Rusya, İran ve Türkiye Suriye’nin dört bölgesinde altı aylık bir ateşkesin garantörlüğünü üstlenme konusunda anlaştı. İdlib ve civarındaki bazı kentler, Doğu Guta, Kuzey Humus ve Dara ile Kuneytra vilayetlerinin civarındaki bazı ilçeleri kapsayan ateşkesle gerilimin azaltılması, insani yardımın kolaylaştırılması ve siyasi bir çözüm için fiili şartların iyileştirilmesi amaçlanıyor.
BM Suriye Özel Temsilcisi Staffan de Mistura da anlaşmayı “Umut verici ve doğru yönde atılmış olumlu bir adım.” diyerek övdü.
Rusya Devlet Başkanı Vladimir Putin Astana anlaşmasıyla bir kez daha Suriye görüşmelerinin seyrini değiştirirken Washington’a da Suriye’de siyasi çözümün, İslam Devleti ve El Kaide gibi örgütlerle mücadelenin yolunun Moskova’dan geçtiğini kanıtladı.
···
▶ Amaç
Suriye ateşkesini konu alan makaleden bir bölümü birebir aktarın: "BM Suriye Özel" ifadesini içeren yerden başlayın, "Moskova’dan geçtiğini kanıtladı." ifadesinden sonra bırakın.

▶ Sağlanan veri
···
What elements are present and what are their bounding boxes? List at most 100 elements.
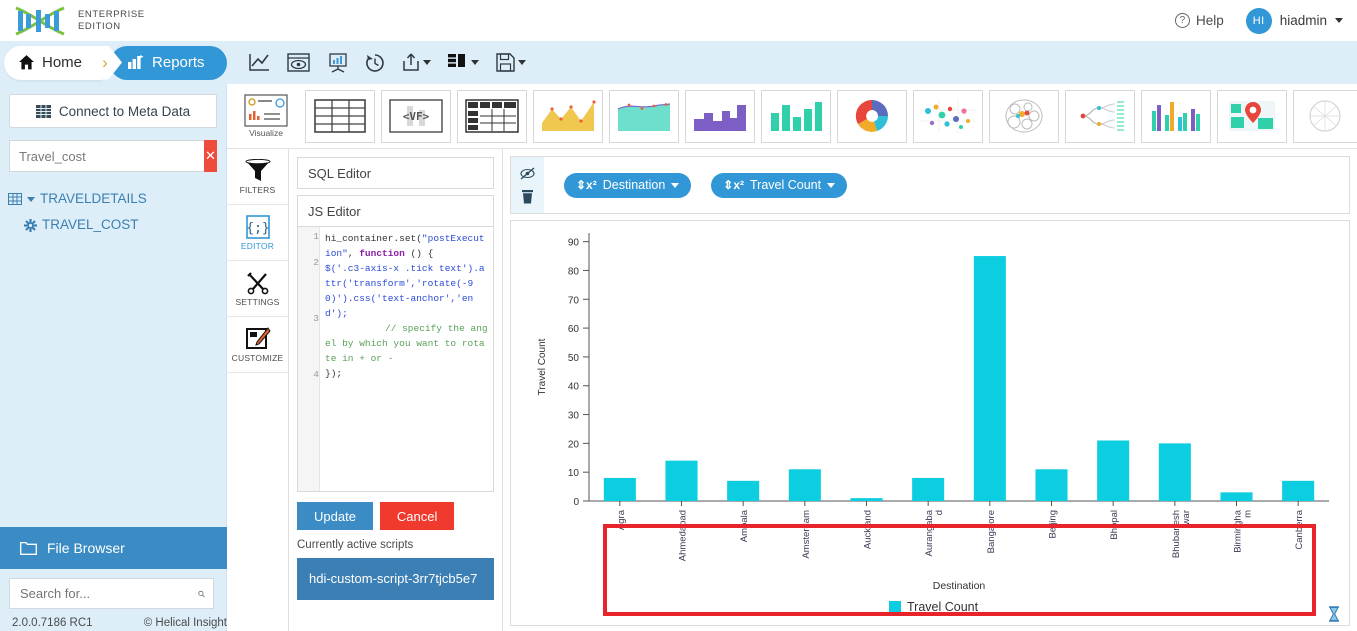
···
▶ Alıştırma cevabı
BM Suriye Özel Temsilcisi Staffan de Mistura da anlaşmayı “Umut verici ve doğru yönde atılmış olumlu bir adım.” diyerek övdü.
Rusya Devlet Başkanı Vladimir Putin Astana anlaşmasıyla bir kez daha Suriye görüşmelerinin seyrini değiştirirken Washington’a da Suriye’de siyasi çözümün, İslam Devleti ve El Kaide gibi örgütlerle mücadelenin yolunun Moskova’dan geçtiğini kanıtladı.